• _The request_
Return each line containing the string "JSON".

(Records about charts and figures)
▬▬▬▬▬▬

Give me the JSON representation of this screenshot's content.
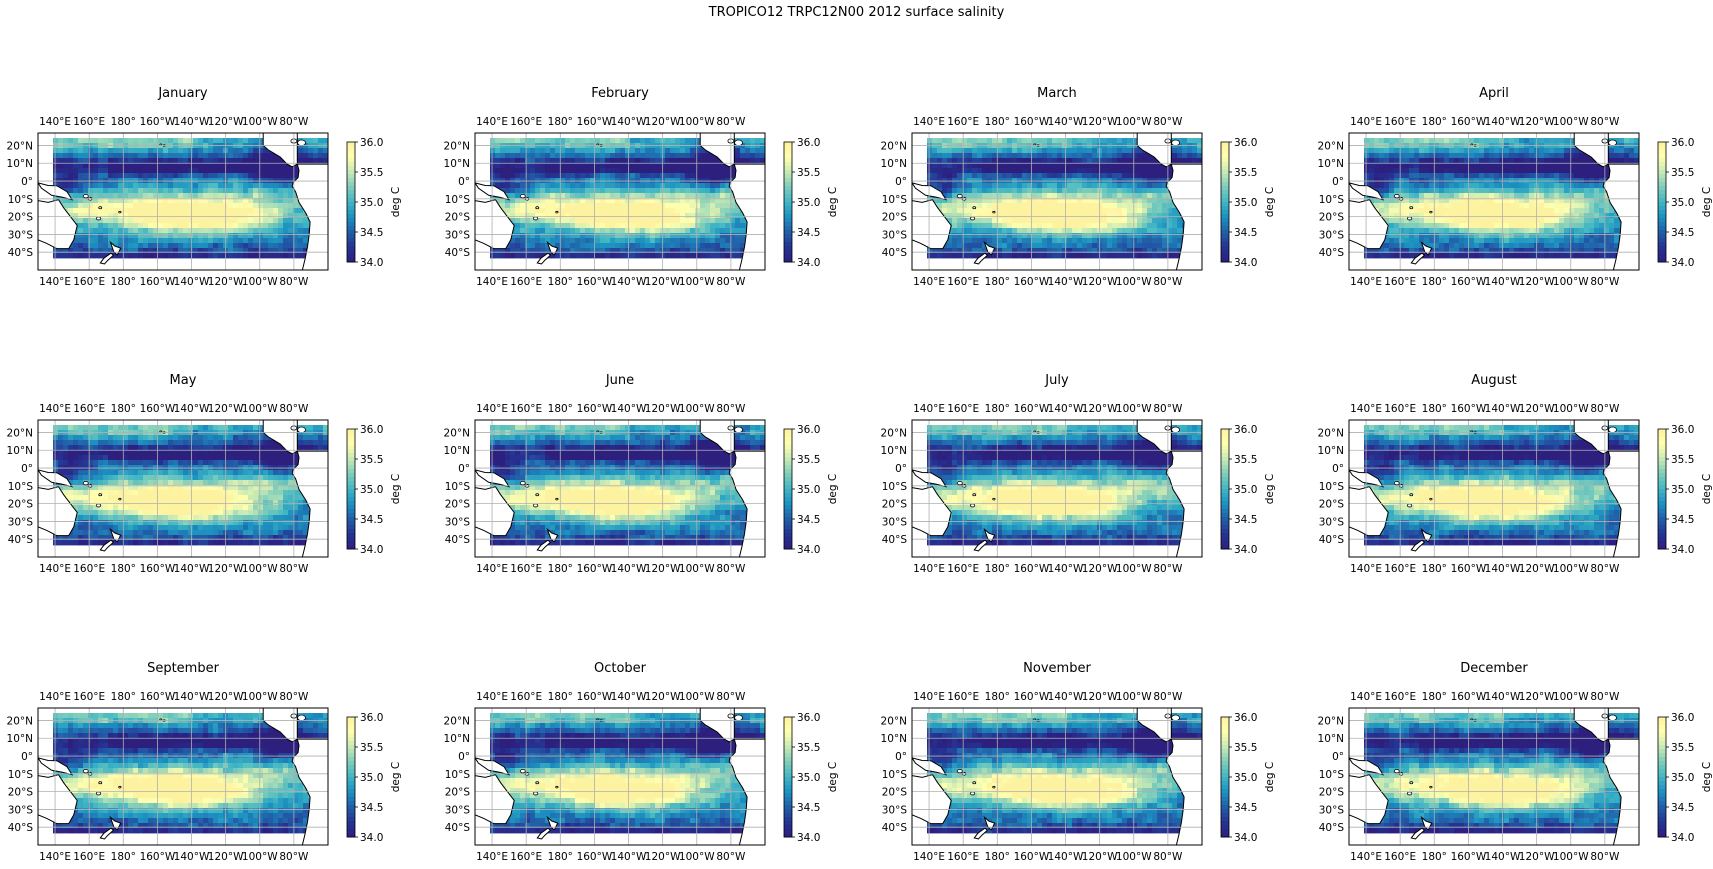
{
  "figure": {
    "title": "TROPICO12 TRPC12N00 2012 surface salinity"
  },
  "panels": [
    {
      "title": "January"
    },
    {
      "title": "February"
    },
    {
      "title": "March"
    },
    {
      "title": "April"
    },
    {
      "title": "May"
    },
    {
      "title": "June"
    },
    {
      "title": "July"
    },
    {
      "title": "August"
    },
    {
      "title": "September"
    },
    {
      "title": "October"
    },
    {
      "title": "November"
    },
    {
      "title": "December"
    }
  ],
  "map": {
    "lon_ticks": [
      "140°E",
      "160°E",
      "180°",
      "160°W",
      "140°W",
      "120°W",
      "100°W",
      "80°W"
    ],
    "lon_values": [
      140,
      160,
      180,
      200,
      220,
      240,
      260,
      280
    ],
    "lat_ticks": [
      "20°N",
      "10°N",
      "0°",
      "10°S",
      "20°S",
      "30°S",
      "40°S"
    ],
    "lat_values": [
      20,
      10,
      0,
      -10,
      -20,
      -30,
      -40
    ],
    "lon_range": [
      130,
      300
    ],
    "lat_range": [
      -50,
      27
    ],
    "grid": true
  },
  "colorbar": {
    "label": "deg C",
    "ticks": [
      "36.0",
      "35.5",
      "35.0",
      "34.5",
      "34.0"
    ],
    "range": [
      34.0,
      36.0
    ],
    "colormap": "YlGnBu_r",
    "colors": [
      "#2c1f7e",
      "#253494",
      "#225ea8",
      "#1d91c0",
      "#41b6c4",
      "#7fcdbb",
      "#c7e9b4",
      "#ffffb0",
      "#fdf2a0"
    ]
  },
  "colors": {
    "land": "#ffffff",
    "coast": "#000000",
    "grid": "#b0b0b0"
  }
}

▬▬▬▬▬▬

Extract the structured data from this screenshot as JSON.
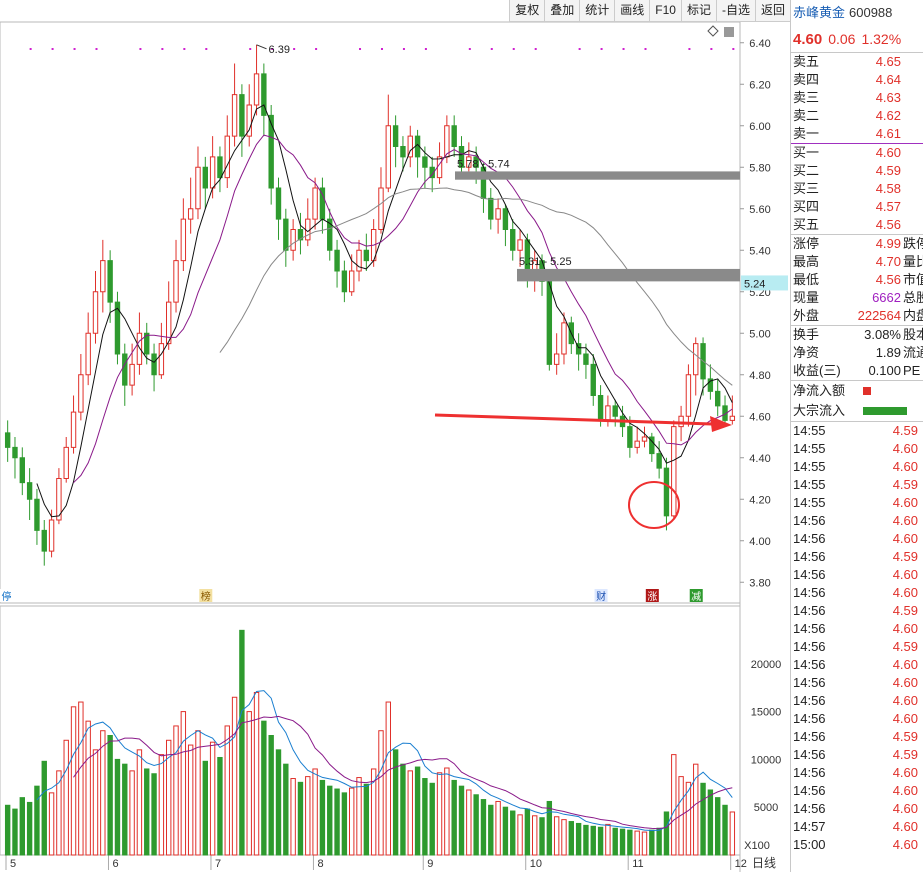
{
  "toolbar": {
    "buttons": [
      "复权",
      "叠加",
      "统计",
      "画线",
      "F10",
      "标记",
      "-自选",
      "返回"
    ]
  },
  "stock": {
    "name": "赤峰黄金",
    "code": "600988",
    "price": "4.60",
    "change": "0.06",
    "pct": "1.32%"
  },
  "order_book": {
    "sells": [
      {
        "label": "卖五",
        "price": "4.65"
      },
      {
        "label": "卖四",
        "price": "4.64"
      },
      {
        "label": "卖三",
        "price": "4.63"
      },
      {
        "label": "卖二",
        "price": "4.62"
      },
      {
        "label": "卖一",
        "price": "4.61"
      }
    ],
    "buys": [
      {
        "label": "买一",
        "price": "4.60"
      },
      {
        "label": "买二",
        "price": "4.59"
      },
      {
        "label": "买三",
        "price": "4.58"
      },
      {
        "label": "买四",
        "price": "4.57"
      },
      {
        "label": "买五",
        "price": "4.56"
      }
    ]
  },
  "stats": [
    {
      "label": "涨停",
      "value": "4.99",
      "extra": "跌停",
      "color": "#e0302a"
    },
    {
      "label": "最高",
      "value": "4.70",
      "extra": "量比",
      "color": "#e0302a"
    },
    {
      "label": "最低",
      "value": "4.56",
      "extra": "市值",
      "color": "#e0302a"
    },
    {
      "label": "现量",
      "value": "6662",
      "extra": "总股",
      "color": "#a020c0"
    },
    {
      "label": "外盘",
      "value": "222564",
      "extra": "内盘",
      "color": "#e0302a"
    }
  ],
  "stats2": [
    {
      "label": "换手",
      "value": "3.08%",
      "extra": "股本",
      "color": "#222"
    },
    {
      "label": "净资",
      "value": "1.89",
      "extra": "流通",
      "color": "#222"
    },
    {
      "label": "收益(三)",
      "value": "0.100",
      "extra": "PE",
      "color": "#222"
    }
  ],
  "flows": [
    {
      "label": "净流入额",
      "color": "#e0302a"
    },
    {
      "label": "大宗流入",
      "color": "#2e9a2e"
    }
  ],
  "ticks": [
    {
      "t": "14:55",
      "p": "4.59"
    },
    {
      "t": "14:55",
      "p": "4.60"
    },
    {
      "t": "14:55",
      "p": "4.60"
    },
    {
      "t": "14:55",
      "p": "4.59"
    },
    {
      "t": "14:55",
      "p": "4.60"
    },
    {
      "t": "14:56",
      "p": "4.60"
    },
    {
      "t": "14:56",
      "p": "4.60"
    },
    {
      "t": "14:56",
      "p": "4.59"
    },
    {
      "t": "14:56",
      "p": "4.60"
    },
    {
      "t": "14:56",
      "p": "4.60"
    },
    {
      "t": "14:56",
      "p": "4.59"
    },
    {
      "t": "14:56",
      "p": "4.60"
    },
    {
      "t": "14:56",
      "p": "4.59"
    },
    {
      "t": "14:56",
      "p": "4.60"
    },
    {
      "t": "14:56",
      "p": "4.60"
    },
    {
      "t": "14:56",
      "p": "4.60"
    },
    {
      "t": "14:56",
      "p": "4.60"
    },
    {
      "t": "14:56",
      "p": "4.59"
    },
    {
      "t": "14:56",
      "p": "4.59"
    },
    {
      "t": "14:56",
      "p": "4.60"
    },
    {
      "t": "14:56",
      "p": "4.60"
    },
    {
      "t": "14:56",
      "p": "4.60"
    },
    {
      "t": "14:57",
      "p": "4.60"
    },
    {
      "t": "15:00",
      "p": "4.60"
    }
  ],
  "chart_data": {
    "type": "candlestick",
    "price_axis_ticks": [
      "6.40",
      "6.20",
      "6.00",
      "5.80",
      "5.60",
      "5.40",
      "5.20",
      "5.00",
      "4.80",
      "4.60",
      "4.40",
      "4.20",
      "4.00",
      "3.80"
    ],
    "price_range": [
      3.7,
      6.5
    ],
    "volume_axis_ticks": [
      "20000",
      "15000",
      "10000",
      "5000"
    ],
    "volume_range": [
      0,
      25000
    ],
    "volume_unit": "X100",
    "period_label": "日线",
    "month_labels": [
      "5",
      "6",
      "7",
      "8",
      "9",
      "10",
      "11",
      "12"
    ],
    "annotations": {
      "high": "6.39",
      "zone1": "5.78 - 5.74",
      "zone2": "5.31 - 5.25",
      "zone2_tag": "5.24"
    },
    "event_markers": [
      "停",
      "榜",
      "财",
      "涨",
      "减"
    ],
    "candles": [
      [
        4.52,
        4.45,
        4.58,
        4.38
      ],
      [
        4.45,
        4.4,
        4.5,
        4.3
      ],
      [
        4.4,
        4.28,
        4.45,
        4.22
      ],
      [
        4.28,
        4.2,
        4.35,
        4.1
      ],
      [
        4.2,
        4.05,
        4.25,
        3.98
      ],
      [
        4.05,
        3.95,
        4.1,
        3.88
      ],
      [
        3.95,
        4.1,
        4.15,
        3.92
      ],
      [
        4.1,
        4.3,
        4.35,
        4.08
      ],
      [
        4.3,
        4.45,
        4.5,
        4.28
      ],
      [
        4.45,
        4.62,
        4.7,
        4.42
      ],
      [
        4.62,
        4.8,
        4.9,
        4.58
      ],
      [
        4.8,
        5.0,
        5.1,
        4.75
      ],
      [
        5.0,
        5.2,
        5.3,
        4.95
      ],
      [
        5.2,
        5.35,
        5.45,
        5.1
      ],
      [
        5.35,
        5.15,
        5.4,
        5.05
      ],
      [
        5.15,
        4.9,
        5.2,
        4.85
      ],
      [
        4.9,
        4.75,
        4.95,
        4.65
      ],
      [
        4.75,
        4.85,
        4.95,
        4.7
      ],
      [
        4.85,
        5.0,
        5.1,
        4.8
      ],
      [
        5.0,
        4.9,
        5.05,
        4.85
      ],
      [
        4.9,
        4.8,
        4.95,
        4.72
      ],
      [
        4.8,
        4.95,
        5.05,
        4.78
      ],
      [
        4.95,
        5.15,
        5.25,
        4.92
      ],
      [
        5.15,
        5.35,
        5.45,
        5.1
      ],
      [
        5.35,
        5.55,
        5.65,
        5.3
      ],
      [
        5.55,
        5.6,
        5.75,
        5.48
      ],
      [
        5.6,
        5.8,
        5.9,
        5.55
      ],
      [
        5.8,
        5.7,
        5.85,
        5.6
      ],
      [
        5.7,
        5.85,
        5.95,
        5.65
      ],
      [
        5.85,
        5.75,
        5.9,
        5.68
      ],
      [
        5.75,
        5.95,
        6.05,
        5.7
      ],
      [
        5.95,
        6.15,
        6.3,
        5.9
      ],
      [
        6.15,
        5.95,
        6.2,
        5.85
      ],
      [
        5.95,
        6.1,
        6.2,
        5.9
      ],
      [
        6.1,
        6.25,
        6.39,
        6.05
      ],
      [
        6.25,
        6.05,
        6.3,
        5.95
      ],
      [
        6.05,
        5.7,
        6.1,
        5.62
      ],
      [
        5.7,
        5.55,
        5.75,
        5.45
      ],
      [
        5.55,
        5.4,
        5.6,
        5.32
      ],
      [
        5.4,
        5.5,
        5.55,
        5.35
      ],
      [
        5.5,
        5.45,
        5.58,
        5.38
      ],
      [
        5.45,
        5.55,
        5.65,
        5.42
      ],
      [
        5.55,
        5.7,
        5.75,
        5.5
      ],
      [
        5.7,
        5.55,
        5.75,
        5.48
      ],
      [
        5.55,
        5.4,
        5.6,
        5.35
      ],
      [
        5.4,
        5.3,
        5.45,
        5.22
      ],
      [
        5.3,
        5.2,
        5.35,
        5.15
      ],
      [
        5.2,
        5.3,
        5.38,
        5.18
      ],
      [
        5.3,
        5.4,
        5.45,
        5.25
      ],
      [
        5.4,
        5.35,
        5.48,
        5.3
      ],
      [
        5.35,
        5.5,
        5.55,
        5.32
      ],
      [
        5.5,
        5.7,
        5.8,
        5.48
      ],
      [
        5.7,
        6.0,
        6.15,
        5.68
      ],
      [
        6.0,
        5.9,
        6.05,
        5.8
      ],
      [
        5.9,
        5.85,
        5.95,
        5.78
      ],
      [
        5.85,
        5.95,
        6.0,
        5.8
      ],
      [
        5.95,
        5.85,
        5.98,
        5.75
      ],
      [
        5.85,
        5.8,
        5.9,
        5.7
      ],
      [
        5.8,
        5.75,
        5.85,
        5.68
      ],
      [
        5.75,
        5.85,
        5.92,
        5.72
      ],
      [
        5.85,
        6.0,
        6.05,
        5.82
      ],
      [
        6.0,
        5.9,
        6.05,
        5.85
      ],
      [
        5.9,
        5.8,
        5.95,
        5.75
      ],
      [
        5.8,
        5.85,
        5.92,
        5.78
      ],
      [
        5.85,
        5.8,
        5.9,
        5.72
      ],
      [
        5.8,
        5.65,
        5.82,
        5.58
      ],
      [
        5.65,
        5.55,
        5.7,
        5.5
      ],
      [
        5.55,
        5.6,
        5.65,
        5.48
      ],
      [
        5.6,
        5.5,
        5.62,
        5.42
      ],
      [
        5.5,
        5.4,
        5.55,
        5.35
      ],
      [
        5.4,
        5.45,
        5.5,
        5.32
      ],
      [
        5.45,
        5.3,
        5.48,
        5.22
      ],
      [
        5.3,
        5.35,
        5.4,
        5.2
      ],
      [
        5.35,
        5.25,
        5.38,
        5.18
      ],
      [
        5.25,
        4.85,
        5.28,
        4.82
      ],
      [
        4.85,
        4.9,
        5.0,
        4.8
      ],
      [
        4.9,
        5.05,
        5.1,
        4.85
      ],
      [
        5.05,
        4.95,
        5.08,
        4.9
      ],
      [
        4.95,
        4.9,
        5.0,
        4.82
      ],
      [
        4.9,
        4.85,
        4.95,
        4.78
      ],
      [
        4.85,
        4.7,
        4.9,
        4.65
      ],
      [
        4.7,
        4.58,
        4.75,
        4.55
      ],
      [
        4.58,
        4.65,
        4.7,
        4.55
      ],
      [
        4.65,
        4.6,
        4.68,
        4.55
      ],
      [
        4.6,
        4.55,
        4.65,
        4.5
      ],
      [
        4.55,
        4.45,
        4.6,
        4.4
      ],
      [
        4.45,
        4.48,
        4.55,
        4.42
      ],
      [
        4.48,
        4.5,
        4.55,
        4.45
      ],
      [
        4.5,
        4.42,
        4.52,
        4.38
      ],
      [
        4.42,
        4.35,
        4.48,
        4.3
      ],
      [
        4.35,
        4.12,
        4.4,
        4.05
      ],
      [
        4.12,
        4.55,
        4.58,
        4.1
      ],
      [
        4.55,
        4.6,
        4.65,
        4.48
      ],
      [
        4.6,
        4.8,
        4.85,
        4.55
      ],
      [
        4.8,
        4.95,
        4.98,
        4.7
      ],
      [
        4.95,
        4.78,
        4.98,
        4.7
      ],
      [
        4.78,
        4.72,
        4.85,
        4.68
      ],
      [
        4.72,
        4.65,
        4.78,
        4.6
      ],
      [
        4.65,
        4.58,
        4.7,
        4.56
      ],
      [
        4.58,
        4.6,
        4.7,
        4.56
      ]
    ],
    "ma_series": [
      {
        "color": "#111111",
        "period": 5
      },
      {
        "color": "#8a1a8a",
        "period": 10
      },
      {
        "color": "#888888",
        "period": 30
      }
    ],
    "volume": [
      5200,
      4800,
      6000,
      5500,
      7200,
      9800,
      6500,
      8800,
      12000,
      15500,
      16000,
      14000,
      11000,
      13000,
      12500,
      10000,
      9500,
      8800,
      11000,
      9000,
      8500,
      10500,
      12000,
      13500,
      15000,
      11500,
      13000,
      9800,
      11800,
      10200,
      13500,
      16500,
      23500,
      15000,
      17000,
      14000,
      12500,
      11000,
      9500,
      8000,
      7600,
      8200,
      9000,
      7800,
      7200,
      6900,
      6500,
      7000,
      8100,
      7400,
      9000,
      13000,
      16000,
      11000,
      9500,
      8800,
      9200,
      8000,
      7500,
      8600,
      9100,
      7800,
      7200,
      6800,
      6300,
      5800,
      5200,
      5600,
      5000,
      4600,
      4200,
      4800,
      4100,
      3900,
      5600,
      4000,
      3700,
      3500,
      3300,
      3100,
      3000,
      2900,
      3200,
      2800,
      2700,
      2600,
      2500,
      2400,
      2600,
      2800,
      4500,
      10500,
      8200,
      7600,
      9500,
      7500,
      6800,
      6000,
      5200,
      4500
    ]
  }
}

▬▬▬▬▬▬

• _Expected answer_
Give me the JSON representation of this screenshot's content.
Extract the structured data from this screenshot as JSON.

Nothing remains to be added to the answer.